▸ Given task
Without omitting anything, return the records precisely as given.
[START Stored data]
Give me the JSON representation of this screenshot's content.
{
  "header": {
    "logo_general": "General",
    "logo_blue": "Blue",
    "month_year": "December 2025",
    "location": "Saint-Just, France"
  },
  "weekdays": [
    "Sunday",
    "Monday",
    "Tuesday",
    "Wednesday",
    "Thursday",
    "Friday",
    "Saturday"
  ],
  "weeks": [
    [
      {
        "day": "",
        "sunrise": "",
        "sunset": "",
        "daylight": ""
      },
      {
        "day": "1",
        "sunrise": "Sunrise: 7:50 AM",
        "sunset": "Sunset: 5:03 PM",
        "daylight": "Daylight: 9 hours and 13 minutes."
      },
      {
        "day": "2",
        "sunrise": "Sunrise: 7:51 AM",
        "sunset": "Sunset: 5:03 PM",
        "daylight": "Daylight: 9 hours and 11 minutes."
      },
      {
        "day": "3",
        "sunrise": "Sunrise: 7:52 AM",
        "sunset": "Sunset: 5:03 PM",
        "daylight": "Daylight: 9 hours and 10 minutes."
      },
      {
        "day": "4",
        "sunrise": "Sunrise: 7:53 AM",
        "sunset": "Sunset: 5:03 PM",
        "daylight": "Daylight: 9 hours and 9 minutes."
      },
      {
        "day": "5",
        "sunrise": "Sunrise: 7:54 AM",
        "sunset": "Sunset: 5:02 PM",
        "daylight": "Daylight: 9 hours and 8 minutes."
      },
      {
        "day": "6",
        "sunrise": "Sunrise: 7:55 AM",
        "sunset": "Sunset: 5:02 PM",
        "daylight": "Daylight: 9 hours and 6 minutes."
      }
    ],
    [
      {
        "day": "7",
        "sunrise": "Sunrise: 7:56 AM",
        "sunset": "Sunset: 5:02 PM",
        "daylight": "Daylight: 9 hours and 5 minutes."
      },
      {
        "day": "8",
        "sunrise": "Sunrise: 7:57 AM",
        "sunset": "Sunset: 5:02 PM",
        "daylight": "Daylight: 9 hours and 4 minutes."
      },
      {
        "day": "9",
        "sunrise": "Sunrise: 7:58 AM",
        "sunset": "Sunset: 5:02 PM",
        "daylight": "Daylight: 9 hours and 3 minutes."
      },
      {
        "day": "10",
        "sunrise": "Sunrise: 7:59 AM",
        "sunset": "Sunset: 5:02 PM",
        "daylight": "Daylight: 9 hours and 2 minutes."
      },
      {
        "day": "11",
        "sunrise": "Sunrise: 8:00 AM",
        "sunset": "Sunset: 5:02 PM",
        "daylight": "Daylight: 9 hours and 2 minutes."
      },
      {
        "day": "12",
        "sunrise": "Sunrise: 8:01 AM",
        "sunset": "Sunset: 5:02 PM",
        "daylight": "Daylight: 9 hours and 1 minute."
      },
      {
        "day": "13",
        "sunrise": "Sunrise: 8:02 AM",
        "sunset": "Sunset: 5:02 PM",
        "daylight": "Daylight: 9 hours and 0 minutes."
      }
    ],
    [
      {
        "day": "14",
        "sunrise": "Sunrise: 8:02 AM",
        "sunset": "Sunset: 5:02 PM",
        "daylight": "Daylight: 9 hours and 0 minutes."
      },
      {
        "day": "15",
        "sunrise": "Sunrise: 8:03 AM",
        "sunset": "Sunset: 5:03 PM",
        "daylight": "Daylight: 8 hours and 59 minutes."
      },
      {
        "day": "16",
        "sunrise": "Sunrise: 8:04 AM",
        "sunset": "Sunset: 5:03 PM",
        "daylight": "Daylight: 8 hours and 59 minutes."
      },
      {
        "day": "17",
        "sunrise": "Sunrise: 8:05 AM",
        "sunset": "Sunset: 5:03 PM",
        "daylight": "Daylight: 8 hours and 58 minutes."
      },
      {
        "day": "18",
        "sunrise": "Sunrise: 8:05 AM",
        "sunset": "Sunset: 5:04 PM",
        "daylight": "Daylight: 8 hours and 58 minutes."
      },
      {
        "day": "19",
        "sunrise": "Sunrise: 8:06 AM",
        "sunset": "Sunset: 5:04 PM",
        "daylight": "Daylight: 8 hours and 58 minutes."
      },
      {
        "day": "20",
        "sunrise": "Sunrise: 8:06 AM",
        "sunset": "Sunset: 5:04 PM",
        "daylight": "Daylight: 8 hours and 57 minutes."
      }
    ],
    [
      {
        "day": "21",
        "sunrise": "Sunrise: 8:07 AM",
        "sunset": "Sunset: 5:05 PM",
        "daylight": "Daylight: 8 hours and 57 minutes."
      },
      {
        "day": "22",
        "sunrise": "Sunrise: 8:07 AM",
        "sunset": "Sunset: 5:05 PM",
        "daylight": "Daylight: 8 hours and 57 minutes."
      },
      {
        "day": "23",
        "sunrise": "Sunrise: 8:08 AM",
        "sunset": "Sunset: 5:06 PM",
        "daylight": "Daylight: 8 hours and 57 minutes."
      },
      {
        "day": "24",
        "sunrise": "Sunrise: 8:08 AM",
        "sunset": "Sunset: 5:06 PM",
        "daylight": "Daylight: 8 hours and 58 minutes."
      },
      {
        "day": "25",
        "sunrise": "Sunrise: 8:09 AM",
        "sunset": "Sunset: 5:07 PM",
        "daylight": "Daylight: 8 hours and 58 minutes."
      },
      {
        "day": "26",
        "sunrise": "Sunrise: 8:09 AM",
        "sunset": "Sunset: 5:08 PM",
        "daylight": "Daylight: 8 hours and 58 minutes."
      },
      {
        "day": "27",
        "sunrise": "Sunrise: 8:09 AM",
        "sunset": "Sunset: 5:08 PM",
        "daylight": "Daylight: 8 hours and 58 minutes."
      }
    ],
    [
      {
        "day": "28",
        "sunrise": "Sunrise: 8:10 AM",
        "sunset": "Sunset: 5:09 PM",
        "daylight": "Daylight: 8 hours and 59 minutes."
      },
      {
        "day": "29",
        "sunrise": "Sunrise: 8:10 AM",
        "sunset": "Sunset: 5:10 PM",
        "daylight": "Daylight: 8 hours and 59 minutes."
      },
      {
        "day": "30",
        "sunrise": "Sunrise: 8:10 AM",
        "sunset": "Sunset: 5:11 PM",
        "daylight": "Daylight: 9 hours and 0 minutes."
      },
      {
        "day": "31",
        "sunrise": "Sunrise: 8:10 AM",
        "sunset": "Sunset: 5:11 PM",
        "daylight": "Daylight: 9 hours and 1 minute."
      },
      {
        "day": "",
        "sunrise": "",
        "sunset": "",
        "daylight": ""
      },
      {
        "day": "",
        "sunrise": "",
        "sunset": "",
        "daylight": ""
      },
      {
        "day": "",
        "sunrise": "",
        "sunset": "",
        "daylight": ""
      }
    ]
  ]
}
[END Stored data]
▸ Result of the task
Give me the JSON representation of this screenshot's content.
{
  "header": {
    "logo_general": "General",
    "logo_blue": "Blue",
    "month_year": "December 2025",
    "location": "Saint-Just, France"
  },
  "weekdays": [
    "Sunday",
    "Monday",
    "Tuesday",
    "Wednesday",
    "Thursday",
    "Friday",
    "Saturday"
  ],
  "weeks": [
    [
      {
        "day": "",
        "sunrise": "",
        "sunset": "",
        "daylight": ""
      },
      {
        "day": "1",
        "sunrise": "Sunrise: 7:50 AM",
        "sunset": "Sunset: 5:03 PM",
        "daylight": "Daylight: 9 hours and 13 minutes."
      },
      {
        "day": "2",
        "sunrise": "Sunrise: 7:51 AM",
        "sunset": "Sunset: 5:03 PM",
        "daylight": "Daylight: 9 hours and 11 minutes."
      },
      {
        "day": "3",
        "sunrise": "Sunrise: 7:52 AM",
        "sunset": "Sunset: 5:03 PM",
        "daylight": "Daylight: 9 hours and 10 minutes."
      },
      {
        "day": "4",
        "sunrise": "Sunrise: 7:53 AM",
        "sunset": "Sunset: 5:03 PM",
        "daylight": "Daylight: 9 hours and 9 minutes."
      },
      {
        "day": "5",
        "sunrise": "Sunrise: 7:54 AM",
        "sunset": "Sunset: 5:02 PM",
        "daylight": "Daylight: 9 hours and 8 minutes."
      },
      {
        "day": "6",
        "sunrise": "Sunrise: 7:55 AM",
        "sunset": "Sunset: 5:02 PM",
        "daylight": "Daylight: 9 hours and 6 minutes."
      }
    ],
    [
      {
        "day": "7",
        "sunrise": "Sunrise: 7:56 AM",
        "sunset": "Sunset: 5:02 PM",
        "daylight": "Daylight: 9 hours and 5 minutes."
      },
      {
        "day": "8",
        "sunrise": "Sunrise: 7:57 AM",
        "sunset": "Sunset: 5:02 PM",
        "daylight": "Daylight: 9 hours and 4 minutes."
      },
      {
        "day": "9",
        "sunrise": "Sunrise: 7:58 AM",
        "sunset": "Sunset: 5:02 PM",
        "daylight": "Daylight: 9 hours and 3 minutes."
      },
      {
        "day": "10",
        "sunrise": "Sunrise: 7:59 AM",
        "sunset": "Sunset: 5:02 PM",
        "daylight": "Daylight: 9 hours and 2 minutes."
      },
      {
        "day": "11",
        "sunrise": "Sunrise: 8:00 AM",
        "sunset": "Sunset: 5:02 PM",
        "daylight": "Daylight: 9 hours and 2 minutes."
      },
      {
        "day": "12",
        "sunrise": "Sunrise: 8:01 AM",
        "sunset": "Sunset: 5:02 PM",
        "daylight": "Daylight: 9 hours and 1 minute."
      },
      {
        "day": "13",
        "sunrise": "Sunrise: 8:02 AM",
        "sunset": "Sunset: 5:02 PM",
        "daylight": "Daylight: 9 hours and 0 minutes."
      }
    ],
    [
      {
        "day": "14",
        "sunrise": "Sunrise: 8:02 AM",
        "sunset": "Sunset: 5:02 PM",
        "daylight": "Daylight: 9 hours and 0 minutes."
      },
      {
        "day": "15",
        "sunrise": "Sunrise: 8:03 AM",
        "sunset": "Sunset: 5:03 PM",
        "daylight": "Daylight: 8 hours and 59 minutes."
      },
      {
        "day": "16",
        "sunrise": "Sunrise: 8:04 AM",
        "sunset": "Sunset: 5:03 PM",
        "daylight": "Daylight: 8 hours and 59 minutes."
      },
      {
        "day": "17",
        "sunrise": "Sunrise: 8:05 AM",
        "sunset": "Sunset: 5:03 PM",
        "daylight": "Daylight: 8 hours and 58 minutes."
      },
      {
        "day": "18",
        "sunrise": "Sunrise: 8:05 AM",
        "sunset": "Sunset: 5:04 PM",
        "daylight": "Daylight: 8 hours and 58 minutes."
      },
      {
        "day": "19",
        "sunrise": "Sunrise: 8:06 AM",
        "sunset": "Sunset: 5:04 PM",
        "daylight": "Daylight: 8 hours and 58 minutes."
      },
      {
        "day": "20",
        "sunrise": "Sunrise: 8:06 AM",
        "sunset": "Sunset: 5:04 PM",
        "daylight": "Daylight: 8 hours and 57 minutes."
      }
    ],
    [
      {
        "day": "21",
        "sunrise": "Sunrise: 8:07 AM",
        "sunset": "Sunset: 5:05 PM",
        "daylight": "Daylight: 8 hours and 57 minutes."
      },
      {
        "day": "22",
        "sunrise": "Sunrise: 8:07 AM",
        "sunset": "Sunset: 5:05 PM",
        "daylight": "Daylight: 8 hours and 57 minutes."
      },
      {
        "day": "23",
        "sunrise": "Sunrise: 8:08 AM",
        "sunset": "Sunset: 5:06 PM",
        "daylight": "Daylight: 8 hours and 57 minutes."
      },
      {
        "day": "24",
        "sunrise": "Sunrise: 8:08 AM",
        "sunset": "Sunset: 5:06 PM",
        "daylight": "Daylight: 8 hours and 58 minutes."
      },
      {
        "day": "25",
        "sunrise": "Sunrise: 8:09 AM",
        "sunset": "Sunset: 5:07 PM",
        "daylight": "Daylight: 8 hours and 58 minutes."
      },
      {
        "day": "26",
        "sunrise": "Sunrise: 8:09 AM",
        "sunset": "Sunset: 5:08 PM",
        "daylight": "Daylight: 8 hours and 58 minutes."
      },
      {
        "day": "27",
        "sunrise": "Sunrise: 8:09 AM",
        "sunset": "Sunset: 5:08 PM",
        "daylight": "Daylight: 8 hours and 58 minutes."
      }
    ],
    [
      {
        "day": "28",
        "sunrise": "Sunrise: 8:10 AM",
        "sunset": "Sunset: 5:09 PM",
        "daylight": "Daylight: 8 hours and 59 minutes."
      },
      {
        "day": "29",
        "sunrise": "Sunrise: 8:10 AM",
        "sunset": "Sunset: 5:10 PM",
        "daylight": "Daylight: 8 hours and 59 minutes."
      },
      {
        "day": "30",
        "sunrise": "Sunrise: 8:10 AM",
        "sunset": "Sunset: 5:11 PM",
        "daylight": "Daylight: 9 hours and 0 minutes."
      },
      {
        "day": "31",
        "sunrise": "Sunrise: 8:10 AM",
        "sunset": "Sunset: 5:11 PM",
        "daylight": "Daylight: 9 hours and 1 minute."
      },
      {
        "day": "",
        "sunrise": "",
        "sunset": "",
        "daylight": ""
      },
      {
        "day": "",
        "sunrise": "",
        "sunset": "",
        "daylight": ""
      },
      {
        "day": "",
        "sunrise": "",
        "sunset": "",
        "daylight": ""
      }
    ]
  ]
}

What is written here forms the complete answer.